(Figure data in JSON)
┌──

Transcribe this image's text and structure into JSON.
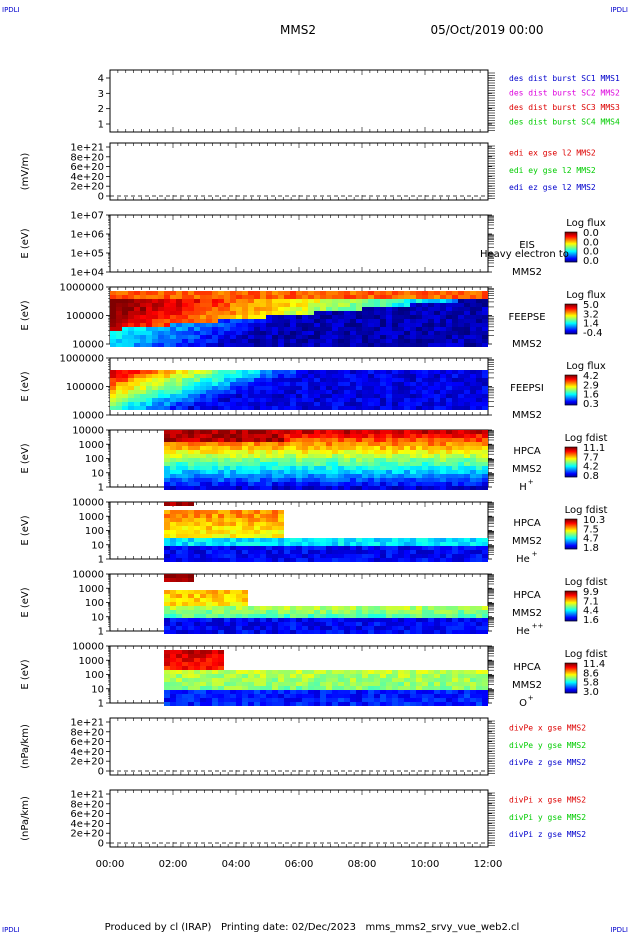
{
  "corners": {
    "top_left": "IPDLI",
    "top_right": "IPDLI",
    "bottom_left": "IPDLI",
    "bottom_right": "IPDLI"
  },
  "header": {
    "title": "MMS2",
    "datetime": "05/Oct/2019 00:00"
  },
  "footer": {
    "text": "Produced by cl (IRAP)   Printing date: 02/Dec/2023   mms_mms2_srvy_vue_web2.cl"
  },
  "time_axis": {
    "ticks": [
      "00:00",
      "02:00",
      "04:00",
      "06:00",
      "08:00",
      "10:00",
      "12:00"
    ],
    "range_hours": [
      0,
      12
    ]
  },
  "colors": {
    "red": "#dd0000",
    "magenta": "#dd00dd",
    "green": "#00cc00",
    "blue": "#0000cc"
  },
  "chart_data": [
    {
      "id": "dist",
      "type": "line",
      "ylabel": "",
      "yticks": [
        "1",
        "2",
        "3",
        "4"
      ],
      "legend": [
        {
          "name": "des dist burst SC1 MMS1",
          "color": "#0000cc"
        },
        {
          "name": "des dist burst SC2 MMS2",
          "color": "#dd00dd"
        },
        {
          "name": "des dist burst SC3 MMS3",
          "color": "#dd0000"
        },
        {
          "name": "des dist burst SC4 MMS4",
          "color": "#00cc00"
        }
      ]
    },
    {
      "id": "edi",
      "type": "line",
      "ylabel": "(mV/m)",
      "yticks": [
        "0",
        "2e+20",
        "4e+20",
        "6e+20",
        "8e+20",
        "1e+21"
      ],
      "legend": [
        {
          "name": "edi ex gse l2 MMS2",
          "color": "#dd0000"
        },
        {
          "name": "edi ey gse l2 MMS2",
          "color": "#00cc00"
        },
        {
          "name": "edi ez gse l2 MMS2",
          "color": "#0000cc"
        }
      ]
    },
    {
      "id": "eis",
      "type": "heatmap",
      "ylabel": "E (eV)",
      "yticks": [
        "1e+04",
        "1e+05",
        "1e+06",
        "1e+07"
      ],
      "instrument": [
        "EIS",
        "MMS2"
      ],
      "overlay": "Heavy electron to",
      "colorbar": {
        "title": "Log flux",
        "ticks": [
          "0.0",
          "0.0",
          "0.0",
          "0.0"
        ]
      }
    },
    {
      "id": "feepse",
      "type": "heatmap",
      "ylabel": "E (eV)",
      "yticks": [
        "10000",
        "100000",
        "1000000"
      ],
      "instrument": [
        "FEEPSE",
        "MMS2"
      ],
      "colorbar": {
        "title": "Log flux",
        "ticks": [
          "5.0",
          "3.2",
          "1.4",
          "-0.4"
        ]
      }
    },
    {
      "id": "feepsi",
      "type": "heatmap",
      "ylabel": "E (eV)",
      "yticks": [
        "10000",
        "100000",
        "1000000"
      ],
      "instrument": [
        "FEEPSI",
        "MMS2"
      ],
      "colorbar": {
        "title": "Log flux",
        "ticks": [
          "4.2",
          "2.9",
          "1.6",
          "0.3"
        ]
      }
    },
    {
      "id": "hpca_h",
      "type": "heatmap",
      "ylabel": "E (eV)",
      "yticks": [
        "1",
        "10",
        "100",
        "1000",
        "10000"
      ],
      "instrument": [
        "HPCA",
        "MMS2"
      ],
      "species": "H",
      "charge": "+",
      "colorbar": {
        "title": "Log fdist",
        "ticks": [
          "11.1",
          "7.7",
          "4.2",
          "0.8"
        ]
      }
    },
    {
      "id": "hpca_he",
      "type": "heatmap",
      "ylabel": "E (eV)",
      "yticks": [
        "1",
        "10",
        "100",
        "1000",
        "10000"
      ],
      "instrument": [
        "HPCA",
        "MMS2"
      ],
      "species": "He",
      "charge": "+",
      "colorbar": {
        "title": "Log fdist",
        "ticks": [
          "10.3",
          "7.5",
          "4.7",
          "1.8"
        ]
      }
    },
    {
      "id": "hpca_hepp",
      "type": "heatmap",
      "ylabel": "E (eV)",
      "yticks": [
        "1",
        "10",
        "100",
        "1000",
        "10000"
      ],
      "instrument": [
        "HPCA",
        "MMS2"
      ],
      "species": "He",
      "charge": "++",
      "colorbar": {
        "title": "Log fdist",
        "ticks": [
          "9.9",
          "7.1",
          "4.4",
          "1.6"
        ]
      }
    },
    {
      "id": "hpca_o",
      "type": "heatmap",
      "ylabel": "E (eV)",
      "yticks": [
        "1",
        "10",
        "100",
        "1000",
        "10000"
      ],
      "instrument": [
        "HPCA",
        "MMS2"
      ],
      "species": "O",
      "charge": "+",
      "colorbar": {
        "title": "Log fdist",
        "ticks": [
          "11.4",
          "8.6",
          "5.8",
          "3.0"
        ]
      }
    },
    {
      "id": "divpe",
      "type": "line",
      "ylabel": "(nPa/km)",
      "yticks": [
        "0",
        "2e+20",
        "4e+20",
        "6e+20",
        "8e+20",
        "1e+21"
      ],
      "legend": [
        {
          "name": "divPe x gse MMS2",
          "color": "#dd0000"
        },
        {
          "name": "divPe y gse MMS2",
          "color": "#00cc00"
        },
        {
          "name": "divPe z gse MMS2",
          "color": "#0000cc"
        }
      ]
    },
    {
      "id": "divpi",
      "type": "line",
      "ylabel": "(nPa/km)",
      "yticks": [
        "0",
        "2e+20",
        "4e+20",
        "6e+20",
        "8e+20",
        "1e+21"
      ],
      "legend": [
        {
          "name": "divPi x gse MMS2",
          "color": "#dd0000"
        },
        {
          "name": "divPi y gse MMS2",
          "color": "#00cc00"
        },
        {
          "name": "divPi z gse MMS2",
          "color": "#0000cc"
        }
      ]
    }
  ]
}
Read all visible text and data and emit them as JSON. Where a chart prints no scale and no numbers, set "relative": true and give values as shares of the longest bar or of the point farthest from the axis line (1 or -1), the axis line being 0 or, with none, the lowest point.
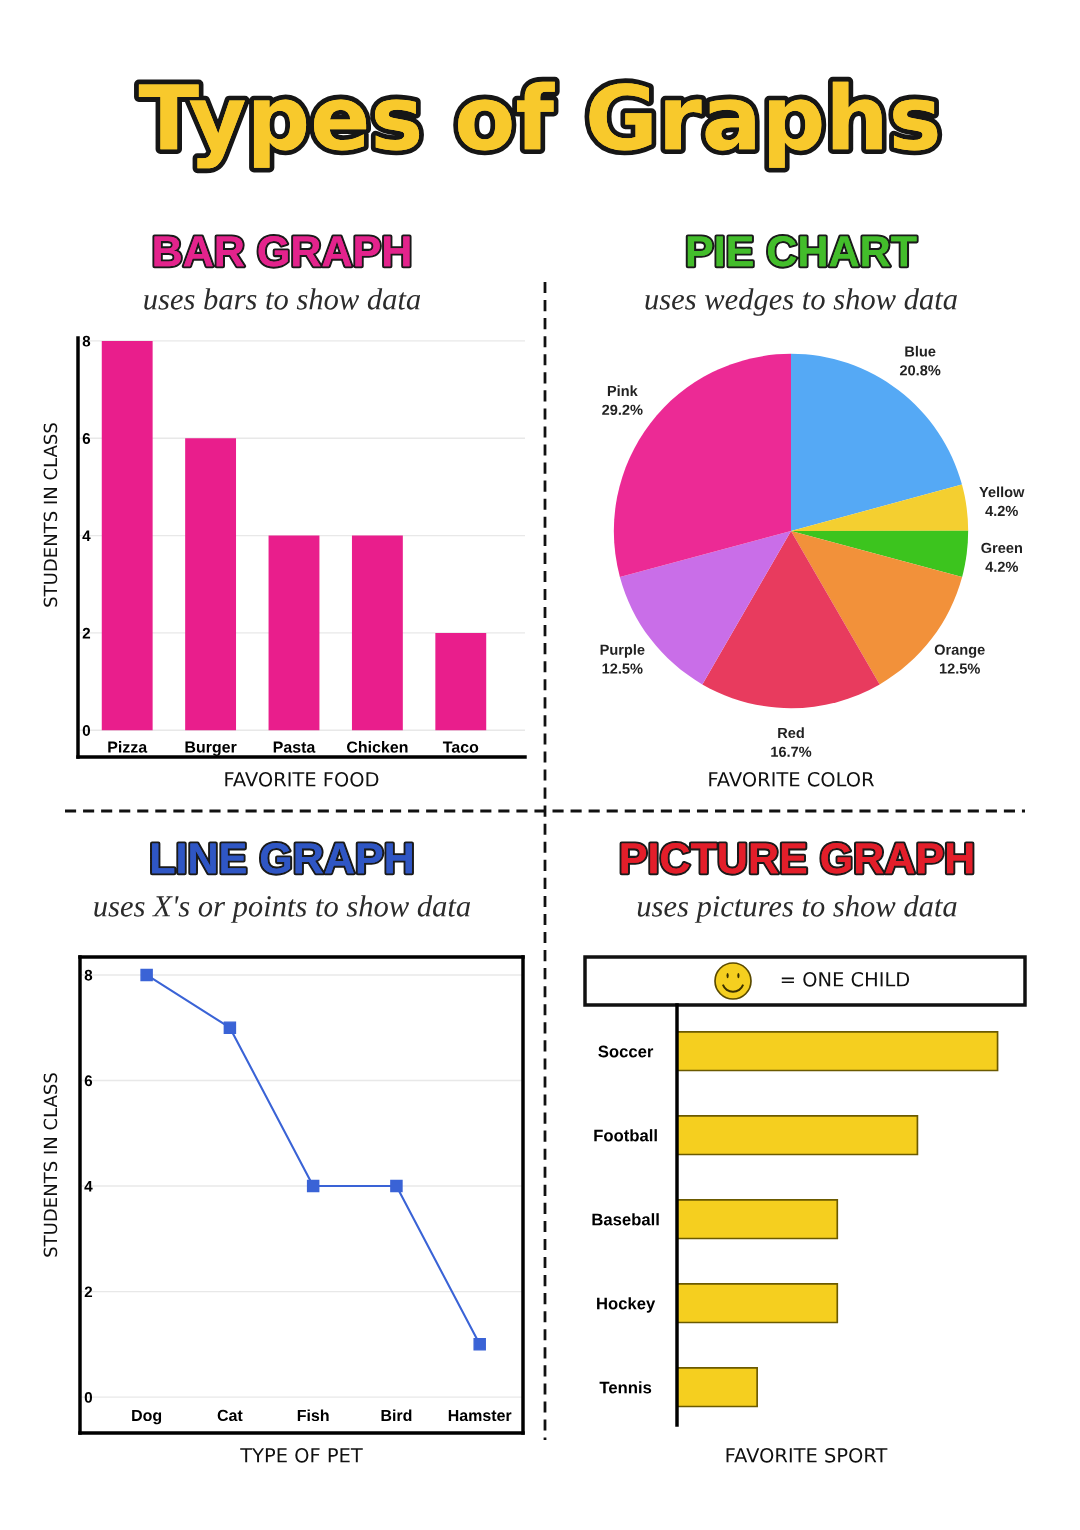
{
  "chart_data": [
    {
      "type": "other",
      "title": "Types of Graphs"
    },
    {
      "type": "bar",
      "title": "BAR GRAPH",
      "subtitle": "uses bars to show data",
      "xlabel": "FAVORITE FOOD",
      "ylabel": "STUDENTS IN CLASS",
      "categories": [
        "Pizza",
        "Burger",
        "Pasta",
        "Chicken",
        "Taco"
      ],
      "values": [
        8,
        6,
        4,
        4,
        2
      ],
      "color": "#e91e8c",
      "ylim": [
        -0.55,
        8.06
      ],
      "yticks": [
        0,
        2,
        4,
        6,
        8
      ],
      "grid": "y"
    },
    {
      "type": "pie",
      "title": "PIE CHART",
      "subtitle": "uses wedges to show data",
      "xlabel": "FAVORITE COLOR",
      "categories": [
        "Blue",
        "Yellow",
        "Green",
        "Orange",
        "Red",
        "Purple",
        "Pink"
      ],
      "values": [
        20.8,
        4.2,
        4.2,
        12.5,
        16.7,
        12.5,
        29.2
      ],
      "value_labels": [
        "20.8%",
        "4.2%",
        "4.2%",
        "12.5%",
        "16.7%",
        "12.5%",
        "29.2%"
      ],
      "colors": [
        "#55a9f5",
        "#f4cf30",
        "#3cc41e",
        "#f2913a",
        "#e83b5e",
        "#c96ee8",
        "#ec2a95"
      ]
    },
    {
      "type": "line",
      "title": "LINE GRAPH",
      "subtitle": "uses X's or points to show data",
      "xlabel": "TYPE OF PET",
      "ylabel": "STUDENTS IN CLASS",
      "categories": [
        "Dog",
        "Cat",
        "Fish",
        "Bird",
        "Hamster"
      ],
      "values": [
        8,
        7,
        4,
        4,
        1
      ],
      "color": "#3a63d6",
      "marker": "square",
      "line_style": "solid",
      "ylim": [
        -0.68,
        8.34
      ],
      "yticks": [
        0,
        2,
        4,
        6,
        8
      ],
      "grid": "y"
    },
    {
      "type": "bar",
      "orientation": "horizontal",
      "relative": true,
      "title": "PICTURE GRAPH",
      "subtitle": "uses pictures to show data",
      "xlabel": "FAVORITE SPORT",
      "categories": [
        "Soccer",
        "Football",
        "Baseball",
        "Hockey",
        "Tennis"
      ],
      "values": [
        1,
        0.75,
        0.5,
        0.5,
        0.25
      ],
      "color": "#f5cf1f",
      "annotations": [
        "= ONE CHILD"
      ]
    }
  ]
}
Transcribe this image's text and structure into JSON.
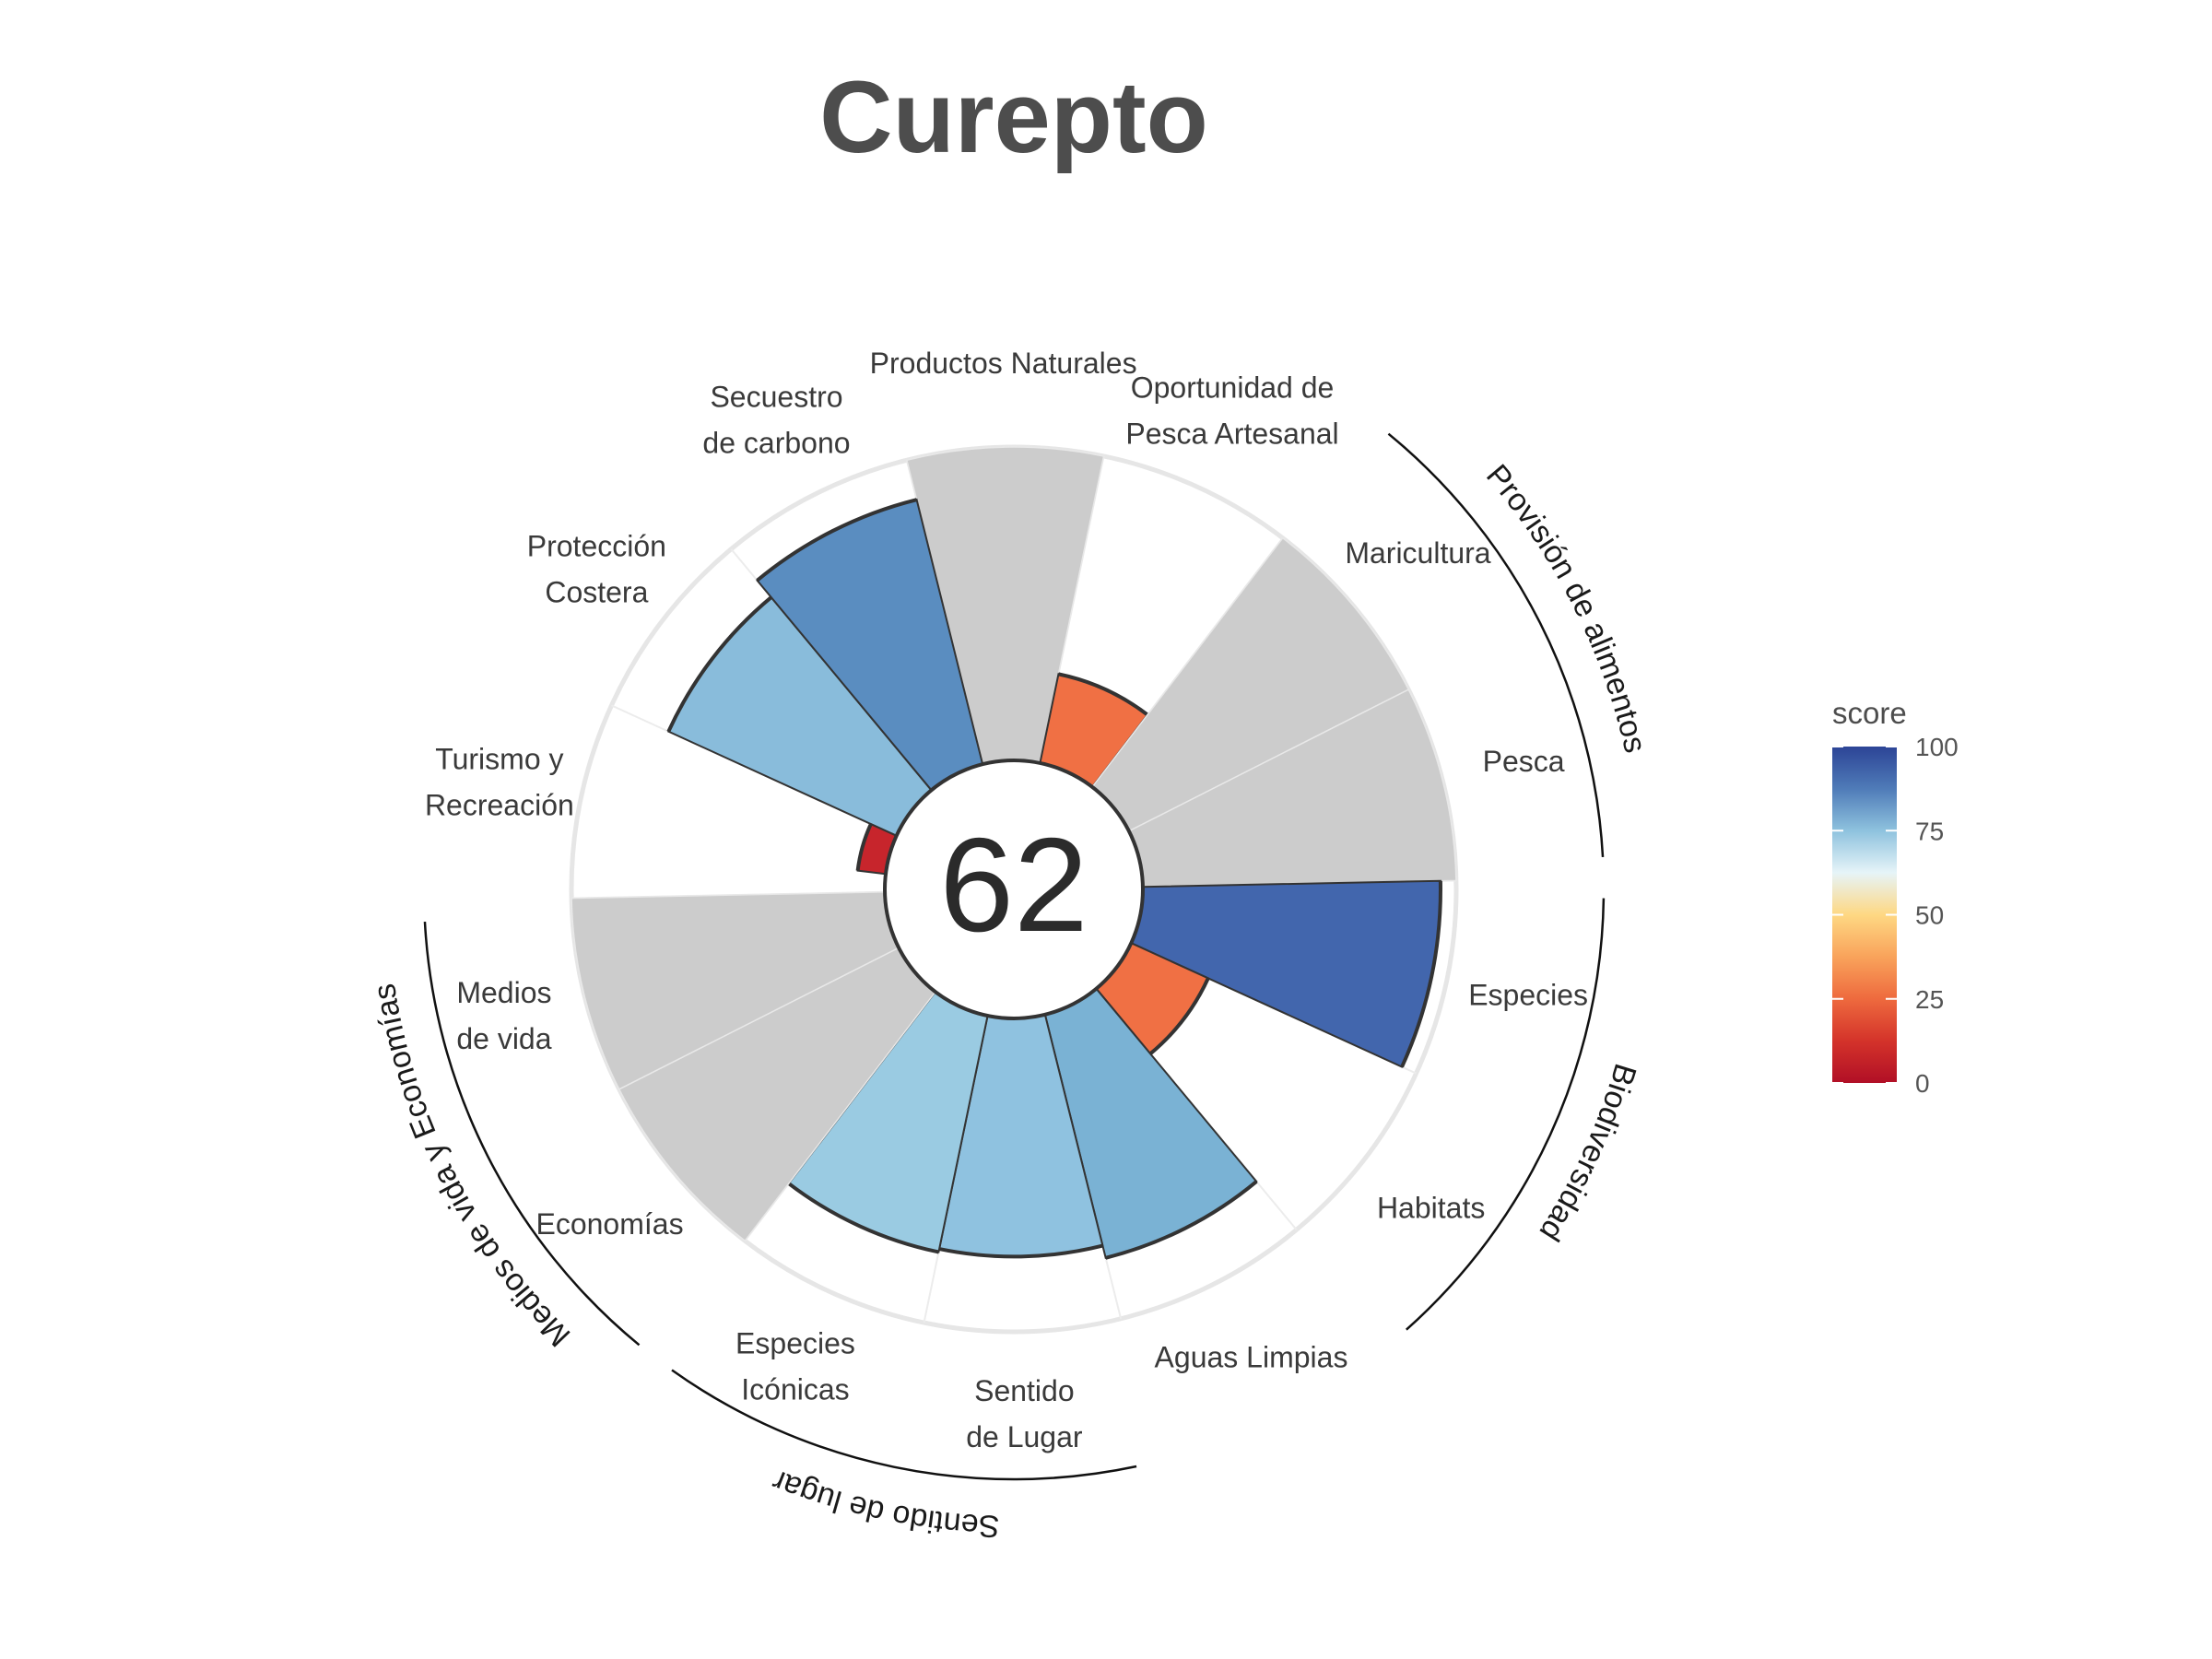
{
  "chart_data": {
    "type": "polar-bar",
    "title": "Curepto",
    "center_score": "62",
    "max": 100,
    "goals": [
      {
        "label": [
          "Productos Naturales"
        ],
        "value": 100,
        "color": "#cccccc",
        "outline": false,
        "group": null
      },
      {
        "label": [
          "Oportunidad de",
          "Pesca Artesanal"
        ],
        "value": 29,
        "color": "#f07044",
        "outline": true,
        "group": null
      },
      {
        "label": [
          "Maricultura"
        ],
        "value": 100,
        "color": "#cccccc",
        "outline": false,
        "group": "Provisión de alimentos"
      },
      {
        "label": [
          "Pesca"
        ],
        "value": 100,
        "color": "#cccccc",
        "outline": false,
        "group": "Provisión de alimentos"
      },
      {
        "label": [
          "Especies"
        ],
        "value": 95,
        "color": "#4266ad",
        "outline": true,
        "group": "Biodiversidad"
      },
      {
        "label": [
          "Habitats"
        ],
        "value": 27,
        "color": "#f07044",
        "outline": true,
        "group": "Biodiversidad"
      },
      {
        "label": [
          "Aguas Limpias"
        ],
        "value": 80,
        "color": "#7ab2d4",
        "outline": true,
        "group": null
      },
      {
        "label": [
          "Sentido",
          "de Lugar"
        ],
        "value": 76,
        "color": "#8fc2e0",
        "outline": true,
        "group": "Sentido de lugar"
      },
      {
        "label": [
          "Especies",
          "Icónicas"
        ],
        "value": 77,
        "color": "#9acbe2",
        "outline": true,
        "group": "Sentido de lugar"
      },
      {
        "label": [
          "Economías"
        ],
        "value": 100,
        "color": "#cccccc",
        "outline": false,
        "group": "Medios de vida y Economías"
      },
      {
        "label": [
          "Medios",
          "de vida"
        ],
        "value": 100,
        "color": "#cccccc",
        "outline": false,
        "group": "Medios de vida y Economías"
      },
      {
        "label": [
          "Turismo y",
          "Recreación"
        ],
        "value": 0,
        "color": "#ffffff",
        "outline": false,
        "group": null
      },
      {
        "label": [
          "Protección",
          "Costera"
        ],
        "value": 80,
        "color": "#89bcdb",
        "outline": true,
        "group": null
      },
      {
        "label": [
          "Secuestro",
          "de carbono"
        ],
        "value": 87,
        "color": "#5a8dc0",
        "outline": true,
        "group": null
      }
    ],
    "small_bar": {
      "value": 9,
      "color": "#c7252c",
      "outline": true
    },
    "groups": [
      "Provisión de alimentos",
      "Biodiversidad",
      "Sentido de lugar",
      "Medios de vida y Economías"
    ],
    "legend": {
      "title": "score",
      "ticks": [
        "100",
        "75",
        "50",
        "25",
        "0"
      ],
      "colors": [
        "#2c4496",
        "#4f7bb8",
        "#8ec2de",
        "#e6f4f8",
        "#fed883",
        "#f9a35b",
        "#ee6a3e",
        "#d4332a",
        "#b10f26"
      ]
    }
  }
}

└──

• [SHORT EXERCISE] Give only the number of lines in the material above that include the word "uses".

• [ANSWER FOR THE TASK] 4